### Recorded information ###

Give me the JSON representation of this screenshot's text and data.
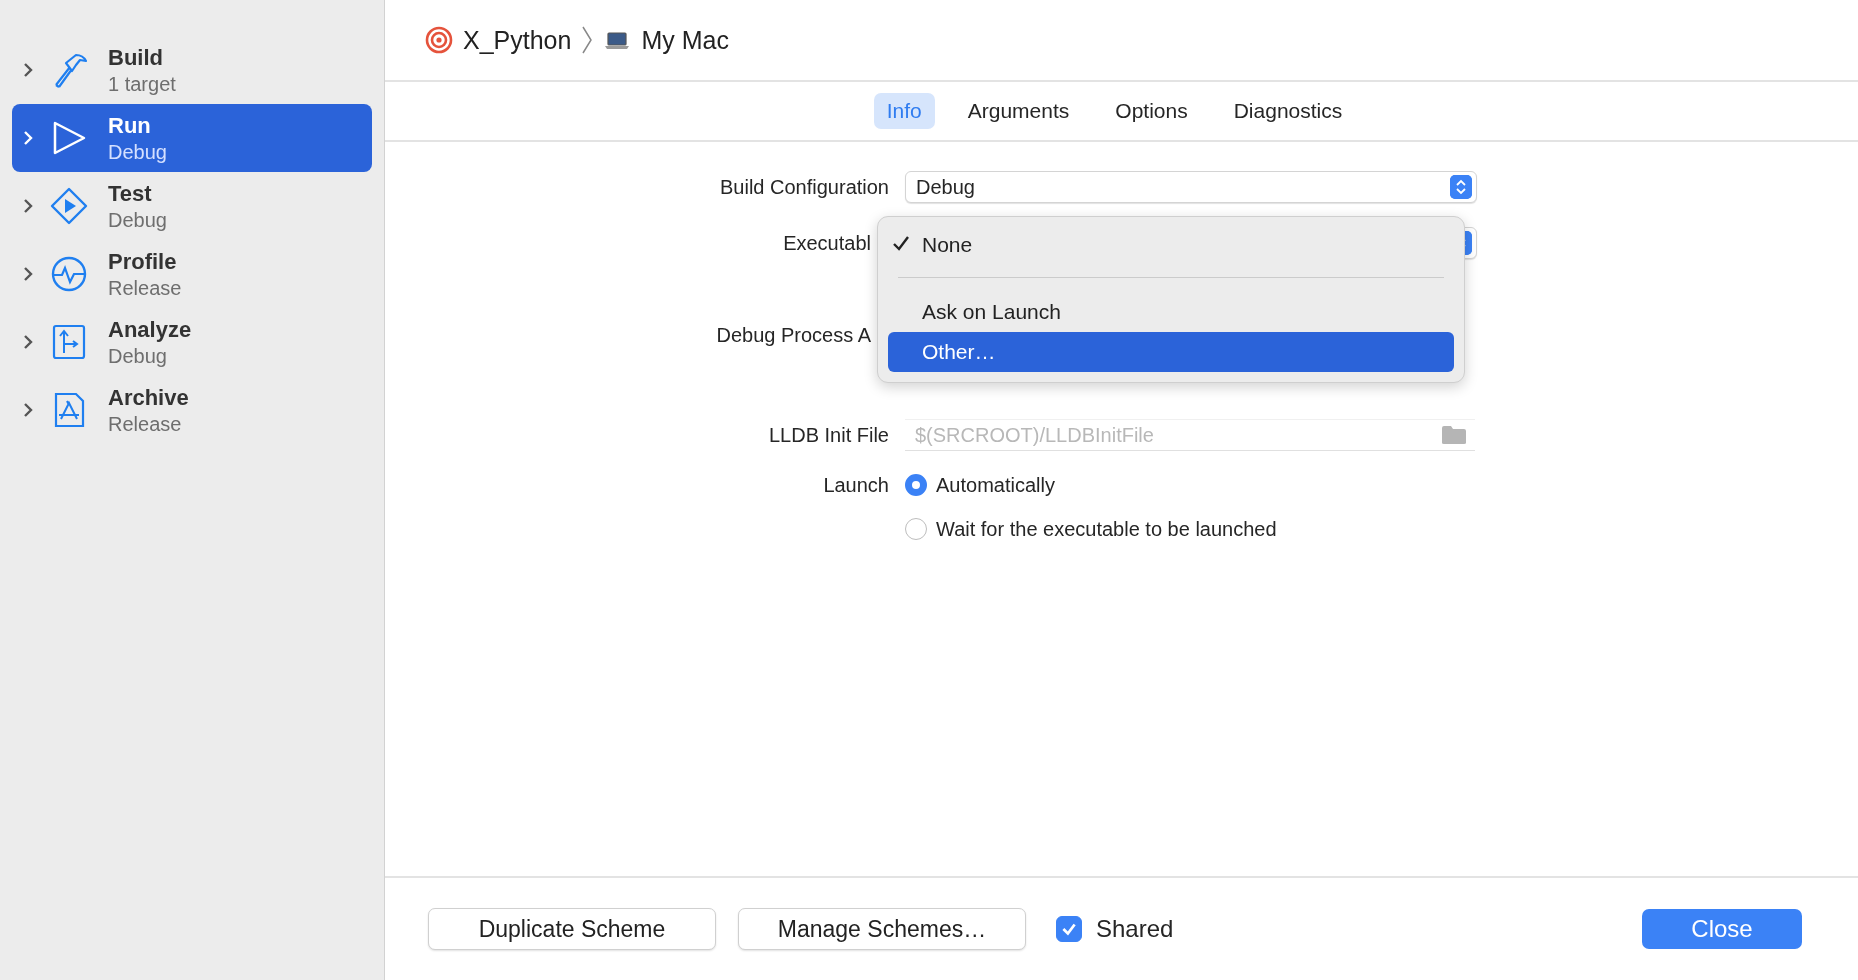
{
  "sidebar": {
    "items": [
      {
        "title": "Build",
        "subtitle": "1 target",
        "kind": "hammer",
        "selected": false
      },
      {
        "title": "Run",
        "subtitle": "Debug",
        "kind": "play",
        "selected": true
      },
      {
        "title": "Test",
        "subtitle": "Debug",
        "kind": "diamond",
        "selected": false
      },
      {
        "title": "Profile",
        "subtitle": "Release",
        "kind": "gauge",
        "selected": false
      },
      {
        "title": "Analyze",
        "subtitle": "Debug",
        "kind": "branch",
        "selected": false
      },
      {
        "title": "Archive",
        "subtitle": "Release",
        "kind": "archive",
        "selected": false
      }
    ]
  },
  "breadcrumb": [
    {
      "label": "X_Python"
    },
    {
      "label": "My Mac"
    }
  ],
  "tabs": [
    {
      "label": "Info",
      "selected": true
    },
    {
      "label": "Arguments",
      "selected": false
    },
    {
      "label": "Options",
      "selected": false
    },
    {
      "label": "Diagnostics",
      "selected": false
    }
  ],
  "form": {
    "build_configuration": {
      "label": "Build Configuration",
      "value": "Debug"
    },
    "executable": {
      "label": "Executabl"
    },
    "debug_process": {
      "label": "Debug Process A"
    },
    "lldb_init_file": {
      "label": "LLDB Init File",
      "placeholder": "$(SRCROOT)/LLDBInitFile"
    },
    "launch": {
      "label": "Launch",
      "options": [
        {
          "label": "Automatically",
          "selected": true
        },
        {
          "label": "Wait for the executable to be launched",
          "selected": false
        }
      ]
    }
  },
  "menu": {
    "items": [
      {
        "kind": "item",
        "label": "None",
        "checked": true,
        "selected": false
      },
      {
        "kind": "separator"
      },
      {
        "kind": "item",
        "label": "Ask on Launch",
        "checked": false,
        "selected": false
      },
      {
        "kind": "item",
        "label": "Other…",
        "checked": false,
        "selected": true
      }
    ]
  },
  "footer": {
    "buttons": [
      "Duplicate Scheme",
      "Manage Schemes…"
    ],
    "shared": {
      "label": "Shared",
      "checked": true
    },
    "close": "Close"
  }
}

###

Output the records above exactly as they are, leaving out the pictures.

▸ Completed task:
Give me the JSON representation of this screenshot's text and data.
{
  "sidebar": {
    "items": [
      {
        "title": "Build",
        "subtitle": "1 target",
        "kind": "hammer",
        "selected": false
      },
      {
        "title": "Run",
        "subtitle": "Debug",
        "kind": "play",
        "selected": true
      },
      {
        "title": "Test",
        "subtitle": "Debug",
        "kind": "diamond",
        "selected": false
      },
      {
        "title": "Profile",
        "subtitle": "Release",
        "kind": "gauge",
        "selected": false
      },
      {
        "title": "Analyze",
        "subtitle": "Debug",
        "kind": "branch",
        "selected": false
      },
      {
        "title": "Archive",
        "subtitle": "Release",
        "kind": "archive",
        "selected": false
      }
    ]
  },
  "breadcrumb": [
    {
      "label": "X_Python"
    },
    {
      "label": "My Mac"
    }
  ],
  "tabs": [
    {
      "label": "Info",
      "selected": true
    },
    {
      "label": "Arguments",
      "selected": false
    },
    {
      "label": "Options",
      "selected": false
    },
    {
      "label": "Diagnostics",
      "selected": false
    }
  ],
  "form": {
    "build_configuration": {
      "label": "Build Configuration",
      "value": "Debug"
    },
    "executable": {
      "label": "Executabl"
    },
    "debug_process": {
      "label": "Debug Process A"
    },
    "lldb_init_file": {
      "label": "LLDB Init File",
      "placeholder": "$(SRCROOT)/LLDBInitFile"
    },
    "launch": {
      "label": "Launch",
      "options": [
        {
          "label": "Automatically",
          "selected": true
        },
        {
          "label": "Wait for the executable to be launched",
          "selected": false
        }
      ]
    }
  },
  "menu": {
    "items": [
      {
        "kind": "item",
        "label": "None",
        "checked": true,
        "selected": false
      },
      {
        "kind": "separator"
      },
      {
        "kind": "item",
        "label": "Ask on Launch",
        "checked": false,
        "selected": false
      },
      {
        "kind": "item",
        "label": "Other…",
        "checked": false,
        "selected": true
      }
    ]
  },
  "footer": {
    "buttons": [
      "Duplicate Scheme",
      "Manage Schemes…"
    ],
    "shared": {
      "label": "Shared",
      "checked": true
    },
    "close": "Close"
  }
}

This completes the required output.